**Exercise brief**
Reproduce the listing below with every "toolbar-button" changed to "toolbar-icon" and all else left as it is.

**Source material**
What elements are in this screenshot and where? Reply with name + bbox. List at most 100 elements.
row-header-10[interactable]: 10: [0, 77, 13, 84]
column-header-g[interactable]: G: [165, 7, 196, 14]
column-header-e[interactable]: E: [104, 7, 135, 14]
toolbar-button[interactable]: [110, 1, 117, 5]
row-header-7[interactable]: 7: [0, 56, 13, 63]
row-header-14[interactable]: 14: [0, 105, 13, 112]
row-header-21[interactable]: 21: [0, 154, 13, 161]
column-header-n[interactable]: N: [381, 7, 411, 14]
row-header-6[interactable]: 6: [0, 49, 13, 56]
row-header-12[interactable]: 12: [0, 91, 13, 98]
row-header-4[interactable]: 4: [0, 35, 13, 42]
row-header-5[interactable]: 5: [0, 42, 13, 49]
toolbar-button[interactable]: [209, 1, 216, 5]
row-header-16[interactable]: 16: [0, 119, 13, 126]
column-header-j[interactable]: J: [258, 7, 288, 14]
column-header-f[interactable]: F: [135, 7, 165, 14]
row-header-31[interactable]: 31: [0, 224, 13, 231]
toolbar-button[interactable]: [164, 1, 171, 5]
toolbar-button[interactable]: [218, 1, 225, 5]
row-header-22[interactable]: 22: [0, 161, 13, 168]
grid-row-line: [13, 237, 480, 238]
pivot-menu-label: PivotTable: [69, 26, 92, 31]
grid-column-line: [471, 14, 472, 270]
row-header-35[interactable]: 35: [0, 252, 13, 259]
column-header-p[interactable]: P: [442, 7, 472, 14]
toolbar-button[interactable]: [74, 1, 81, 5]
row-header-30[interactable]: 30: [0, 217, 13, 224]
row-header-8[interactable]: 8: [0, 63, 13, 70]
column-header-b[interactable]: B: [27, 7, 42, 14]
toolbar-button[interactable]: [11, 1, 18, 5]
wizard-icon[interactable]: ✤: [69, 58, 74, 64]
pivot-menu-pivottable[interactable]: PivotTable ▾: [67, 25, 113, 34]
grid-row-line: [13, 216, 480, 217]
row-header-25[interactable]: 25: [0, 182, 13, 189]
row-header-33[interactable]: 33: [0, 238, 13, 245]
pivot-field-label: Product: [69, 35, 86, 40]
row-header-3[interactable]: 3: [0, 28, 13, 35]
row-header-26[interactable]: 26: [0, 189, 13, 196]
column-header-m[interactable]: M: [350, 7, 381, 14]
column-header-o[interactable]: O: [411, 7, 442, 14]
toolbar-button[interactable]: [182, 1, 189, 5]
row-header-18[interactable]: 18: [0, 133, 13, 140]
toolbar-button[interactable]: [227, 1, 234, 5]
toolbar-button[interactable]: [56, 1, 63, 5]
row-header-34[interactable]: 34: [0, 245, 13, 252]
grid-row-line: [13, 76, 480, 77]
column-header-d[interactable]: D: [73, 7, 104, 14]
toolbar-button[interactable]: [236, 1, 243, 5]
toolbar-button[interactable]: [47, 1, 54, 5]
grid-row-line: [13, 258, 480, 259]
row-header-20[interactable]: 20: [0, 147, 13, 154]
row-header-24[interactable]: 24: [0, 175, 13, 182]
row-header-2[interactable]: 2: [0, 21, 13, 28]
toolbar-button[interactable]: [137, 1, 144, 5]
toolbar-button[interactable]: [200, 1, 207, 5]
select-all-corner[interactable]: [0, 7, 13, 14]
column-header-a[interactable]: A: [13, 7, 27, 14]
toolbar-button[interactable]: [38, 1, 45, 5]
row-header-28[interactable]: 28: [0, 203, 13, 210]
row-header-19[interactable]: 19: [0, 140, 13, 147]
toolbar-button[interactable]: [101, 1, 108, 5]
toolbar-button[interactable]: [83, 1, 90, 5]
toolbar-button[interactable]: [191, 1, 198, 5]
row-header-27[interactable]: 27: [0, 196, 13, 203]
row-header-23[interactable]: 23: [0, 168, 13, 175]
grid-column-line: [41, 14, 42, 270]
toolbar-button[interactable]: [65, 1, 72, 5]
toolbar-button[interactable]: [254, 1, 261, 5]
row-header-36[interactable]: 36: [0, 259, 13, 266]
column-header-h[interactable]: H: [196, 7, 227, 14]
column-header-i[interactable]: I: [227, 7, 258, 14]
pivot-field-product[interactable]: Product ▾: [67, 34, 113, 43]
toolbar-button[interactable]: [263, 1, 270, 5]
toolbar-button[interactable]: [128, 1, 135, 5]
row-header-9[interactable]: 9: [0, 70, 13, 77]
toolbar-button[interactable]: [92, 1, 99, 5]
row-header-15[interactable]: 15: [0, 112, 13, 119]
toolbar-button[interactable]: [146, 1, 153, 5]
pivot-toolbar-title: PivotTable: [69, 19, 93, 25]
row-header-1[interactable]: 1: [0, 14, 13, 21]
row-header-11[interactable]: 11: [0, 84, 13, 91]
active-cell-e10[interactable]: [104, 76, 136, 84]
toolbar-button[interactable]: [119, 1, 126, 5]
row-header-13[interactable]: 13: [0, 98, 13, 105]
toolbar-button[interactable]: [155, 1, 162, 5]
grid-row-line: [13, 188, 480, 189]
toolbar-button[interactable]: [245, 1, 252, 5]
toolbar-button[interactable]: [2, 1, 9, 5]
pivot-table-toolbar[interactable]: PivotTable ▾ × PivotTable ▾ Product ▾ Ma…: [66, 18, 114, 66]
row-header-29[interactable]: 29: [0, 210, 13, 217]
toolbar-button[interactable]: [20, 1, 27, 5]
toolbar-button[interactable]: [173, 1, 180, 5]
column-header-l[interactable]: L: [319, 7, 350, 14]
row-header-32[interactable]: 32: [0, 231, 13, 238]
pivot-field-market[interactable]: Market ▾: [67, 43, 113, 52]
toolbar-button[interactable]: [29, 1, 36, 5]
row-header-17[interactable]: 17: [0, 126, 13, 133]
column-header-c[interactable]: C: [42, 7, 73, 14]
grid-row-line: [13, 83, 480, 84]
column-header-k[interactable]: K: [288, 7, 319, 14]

**Written answer**
What elements are in this screenshot and where? Reply with name + bbox. List at most 100 elements.
row-header-10[interactable]: 10: [0, 77, 13, 84]
column-header-g[interactable]: G: [165, 7, 196, 14]
column-header-e[interactable]: E: [104, 7, 135, 14]
toolbar-icon[interactable]: [110, 1, 117, 5]
row-header-7[interactable]: 7: [0, 56, 13, 63]
row-header-14[interactable]: 14: [0, 105, 13, 112]
row-header-21[interactable]: 21: [0, 154, 13, 161]
column-header-n[interactable]: N: [381, 7, 411, 14]
row-header-6[interactable]: 6: [0, 49, 13, 56]
row-header-12[interactable]: 12: [0, 91, 13, 98]
row-header-4[interactable]: 4: [0, 35, 13, 42]
row-header-5[interactable]: 5: [0, 42, 13, 49]
toolbar-icon[interactable]: [209, 1, 216, 5]
row-header-16[interactable]: 16: [0, 119, 13, 126]
column-header-j[interactable]: J: [258, 7, 288, 14]
column-header-f[interactable]: F: [135, 7, 165, 14]
row-header-31[interactable]: 31: [0, 224, 13, 231]
toolbar-icon[interactable]: [164, 1, 171, 5]
toolbar-icon[interactable]: [218, 1, 225, 5]
row-header-22[interactable]: 22: [0, 161, 13, 168]
grid-row-line: [13, 237, 480, 238]
pivot-menu-label: PivotTable: [69, 26, 92, 31]
grid-column-line: [471, 14, 472, 270]
row-header-35[interactable]: 35: [0, 252, 13, 259]
column-header-p[interactable]: P: [442, 7, 472, 14]
toolbar-icon[interactable]: [74, 1, 81, 5]
row-header-30[interactable]: 30: [0, 217, 13, 224]
row-header-8[interactable]: 8: [0, 63, 13, 70]
column-header-b[interactable]: B: [27, 7, 42, 14]
toolbar-icon[interactable]: [11, 1, 18, 5]
wizard-icon[interactable]: ✤: [69, 58, 74, 64]
pivot-menu-pivottable[interactable]: PivotTable ▾: [67, 25, 113, 34]
grid-row-line: [13, 216, 480, 217]
row-header-25[interactable]: 25: [0, 182, 13, 189]
row-header-33[interactable]: 33: [0, 238, 13, 245]
pivot-field-label: Product: [69, 35, 86, 40]
row-header-3[interactable]: 3: [0, 28, 13, 35]
row-header-26[interactable]: 26: [0, 189, 13, 196]
column-header-m[interactable]: M: [350, 7, 381, 14]
column-header-o[interactable]: O: [411, 7, 442, 14]
toolbar-icon[interactable]: [182, 1, 189, 5]
row-header-18[interactable]: 18: [0, 133, 13, 140]
toolbar-icon[interactable]: [227, 1, 234, 5]
toolbar-icon[interactable]: [56, 1, 63, 5]
row-header-34[interactable]: 34: [0, 245, 13, 252]
grid-row-line: [13, 76, 480, 77]
column-header-d[interactable]: D: [73, 7, 104, 14]
toolbar-icon[interactable]: [236, 1, 243, 5]
toolbar-icon[interactable]: [47, 1, 54, 5]
grid-row-line: [13, 258, 480, 259]
row-header-20[interactable]: 20: [0, 147, 13, 154]
row-header-24[interactable]: 24: [0, 175, 13, 182]
row-header-2[interactable]: 2: [0, 21, 13, 28]
toolbar-icon[interactable]: [137, 1, 144, 5]
toolbar-icon[interactable]: [200, 1, 207, 5]
select-all-corner[interactable]: [0, 7, 13, 14]
column-header-a[interactable]: A: [13, 7, 27, 14]
toolbar-icon[interactable]: [38, 1, 45, 5]
row-header-28[interactable]: 28: [0, 203, 13, 210]
row-header-19[interactable]: 19: [0, 140, 13, 147]
toolbar-icon[interactable]: [101, 1, 108, 5]
toolbar-icon[interactable]: [83, 1, 90, 5]
toolbar-icon[interactable]: [191, 1, 198, 5]
row-header-27[interactable]: 27: [0, 196, 13, 203]
row-header-23[interactable]: 23: [0, 168, 13, 175]
grid-column-line: [41, 14, 42, 270]
toolbar-icon[interactable]: [65, 1, 72, 5]
toolbar-icon[interactable]: [254, 1, 261, 5]
row-header-36[interactable]: 36: [0, 259, 13, 266]
column-header-h[interactable]: H: [196, 7, 227, 14]
column-header-i[interactable]: I: [227, 7, 258, 14]
pivot-field-product[interactable]: Product ▾: [67, 34, 113, 43]
toolbar-icon[interactable]: [263, 1, 270, 5]
toolbar-icon[interactable]: [128, 1, 135, 5]
row-header-9[interactable]: 9: [0, 70, 13, 77]
toolbar-icon[interactable]: [92, 1, 99, 5]
row-header-15[interactable]: 15: [0, 112, 13, 119]
toolbar-icon[interactable]: [146, 1, 153, 5]
pivot-toolbar-title: PivotTable: [69, 19, 93, 25]
row-header-1[interactable]: 1: [0, 14, 13, 21]
row-header-11[interactable]: 11: [0, 84, 13, 91]
active-cell-e10[interactable]: [104, 76, 136, 84]
toolbar-icon[interactable]: [119, 1, 126, 5]
row-header-13[interactable]: 13: [0, 98, 13, 105]
toolbar-icon[interactable]: [155, 1, 162, 5]
grid-row-line: [13, 188, 480, 189]
toolbar-icon[interactable]: [245, 1, 252, 5]
toolbar-icon[interactable]: [2, 1, 9, 5]
pivot-table-toolbar[interactable]: PivotTable ▾ × PivotTable ▾ Product ▾ Ma…: [66, 18, 114, 66]
row-header-29[interactable]: 29: [0, 210, 13, 217]
toolbar-icon[interactable]: [20, 1, 27, 5]
toolbar-icon[interactable]: [173, 1, 180, 5]
column-header-l[interactable]: L: [319, 7, 350, 14]
row-header-32[interactable]: 32: [0, 231, 13, 238]
pivot-field-market[interactable]: Market ▾: [67, 43, 113, 52]
toolbar-icon[interactable]: [29, 1, 36, 5]
row-header-17[interactable]: 17: [0, 126, 13, 133]
column-header-c[interactable]: C: [42, 7, 73, 14]
grid-row-line: [13, 83, 480, 84]
column-header-k[interactable]: K: [288, 7, 319, 14]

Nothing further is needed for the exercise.